Instructions to follow: Every record must be written out once more, with nothing added or omitted.

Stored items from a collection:
-------

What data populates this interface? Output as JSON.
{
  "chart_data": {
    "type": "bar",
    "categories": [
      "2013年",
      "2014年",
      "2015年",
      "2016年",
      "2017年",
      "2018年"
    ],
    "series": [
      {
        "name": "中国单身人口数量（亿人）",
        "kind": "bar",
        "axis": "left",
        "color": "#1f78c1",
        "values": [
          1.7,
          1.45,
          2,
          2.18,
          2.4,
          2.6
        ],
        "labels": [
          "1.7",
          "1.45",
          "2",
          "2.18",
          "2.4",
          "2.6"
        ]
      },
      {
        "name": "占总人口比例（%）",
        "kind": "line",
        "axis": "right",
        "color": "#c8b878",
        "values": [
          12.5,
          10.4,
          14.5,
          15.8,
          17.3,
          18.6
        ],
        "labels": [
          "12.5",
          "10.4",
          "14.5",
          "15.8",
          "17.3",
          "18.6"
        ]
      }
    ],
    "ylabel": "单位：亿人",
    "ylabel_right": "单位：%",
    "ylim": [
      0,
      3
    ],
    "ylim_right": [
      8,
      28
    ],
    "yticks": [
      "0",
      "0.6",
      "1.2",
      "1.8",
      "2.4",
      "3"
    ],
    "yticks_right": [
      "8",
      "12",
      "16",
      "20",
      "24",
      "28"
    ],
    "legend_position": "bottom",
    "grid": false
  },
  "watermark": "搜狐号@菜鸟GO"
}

-------

Result for this exercise:
What data populates this interface? Output as JSON.
{
  "chart_data": {
    "type": "bar",
    "categories": [
      "2013年",
      "2014年",
      "2015年",
      "2016年",
      "2017年",
      "2018年"
    ],
    "series": [
      {
        "name": "中国单身人口数量（亿人）",
        "kind": "bar",
        "axis": "left",
        "color": "#1f78c1",
        "values": [
          1.7,
          1.45,
          2,
          2.18,
          2.4,
          2.6
        ],
        "labels": [
          "1.7",
          "1.45",
          "2",
          "2.18",
          "2.4",
          "2.6"
        ]
      },
      {
        "name": "占总人口比例（%）",
        "kind": "line",
        "axis": "right",
        "color": "#c8b878",
        "values": [
          12.5,
          10.4,
          14.5,
          15.8,
          17.3,
          18.6
        ],
        "labels": [
          "12.5",
          "10.4",
          "14.5",
          "15.8",
          "17.3",
          "18.6"
        ]
      }
    ],
    "ylabel": "单位：亿人",
    "ylabel_right": "单位：%",
    "ylim": [
      0,
      3
    ],
    "ylim_right": [
      8,
      28
    ],
    "yticks": [
      "0",
      "0.6",
      "1.2",
      "1.8",
      "2.4",
      "3"
    ],
    "yticks_right": [
      "8",
      "12",
      "16",
      "20",
      "24",
      "28"
    ],
    "legend_position": "bottom",
    "grid": false
  },
  "watermark": "搜狐号@菜鸟GO"
}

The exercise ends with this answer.